**What the task asks**
Some lines in the records below may hold the word "SALUD"; give the number of those lines and nothing else.

**Dataset records**
◆ ◆ ◆ ◆ ◆ ◆ ◆

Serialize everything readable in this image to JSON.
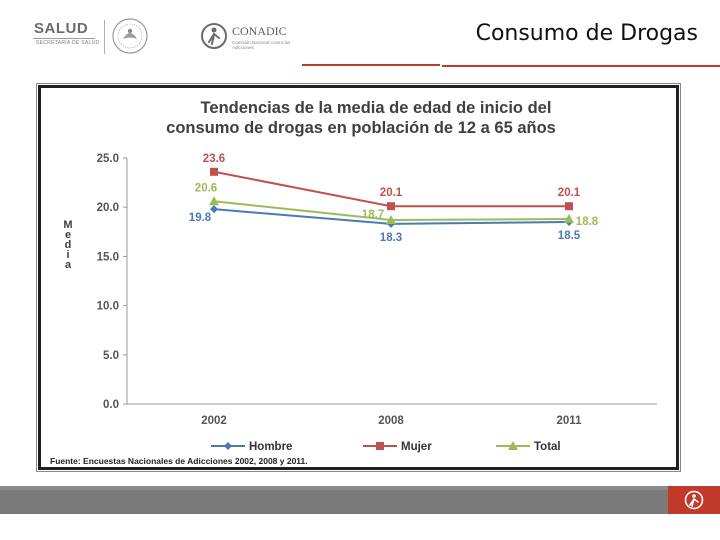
{
  "header": {
    "title": "Consumo de Drogas",
    "logo_salud": "SALUD",
    "logo_salud_sub": "SECRETARÍA DE SALUD",
    "logo_conadic": "CONADIC",
    "logo_conadic_sub": "Comisión Nacional contra las Adicciones"
  },
  "colors": {
    "accent_red": "#c0392b",
    "hombre": "#4a7ab5",
    "mujer": "#c0504d",
    "total": "#9bbb59"
  },
  "chart_data": {
    "type": "line",
    "title_line1": "Tendencias de la media de edad de inicio del",
    "title_line2": "consumo de drogas en población de 12 a 65 años",
    "ylabel": "Media",
    "xlabel": "",
    "ylim": [
      0,
      25
    ],
    "yticks": [
      "0.0",
      "5.0",
      "10.0",
      "15.0",
      "20.0",
      "25.0"
    ],
    "categories": [
      "2002",
      "2008",
      "2011"
    ],
    "series": [
      {
        "name": "Hombre",
        "values": [
          19.8,
          18.3,
          18.5
        ],
        "labels": [
          "19.8",
          "18.3",
          "18.5"
        ]
      },
      {
        "name": "Mujer",
        "values": [
          23.6,
          20.1,
          20.1
        ],
        "labels": [
          "23.6",
          "20.1",
          "20.1"
        ]
      },
      {
        "name": "Total",
        "values": [
          20.6,
          18.7,
          18.8
        ],
        "labels": [
          "20.6",
          "18.7",
          "18.8"
        ]
      }
    ],
    "legend_position": "bottom",
    "source": "Fuente: Encuestas Nacionales de Adicciones 2002, 2008 y 2011."
  }
}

◆ ◆ ◆ ◆ ◆ ◆ ◆

**Exercise output**
2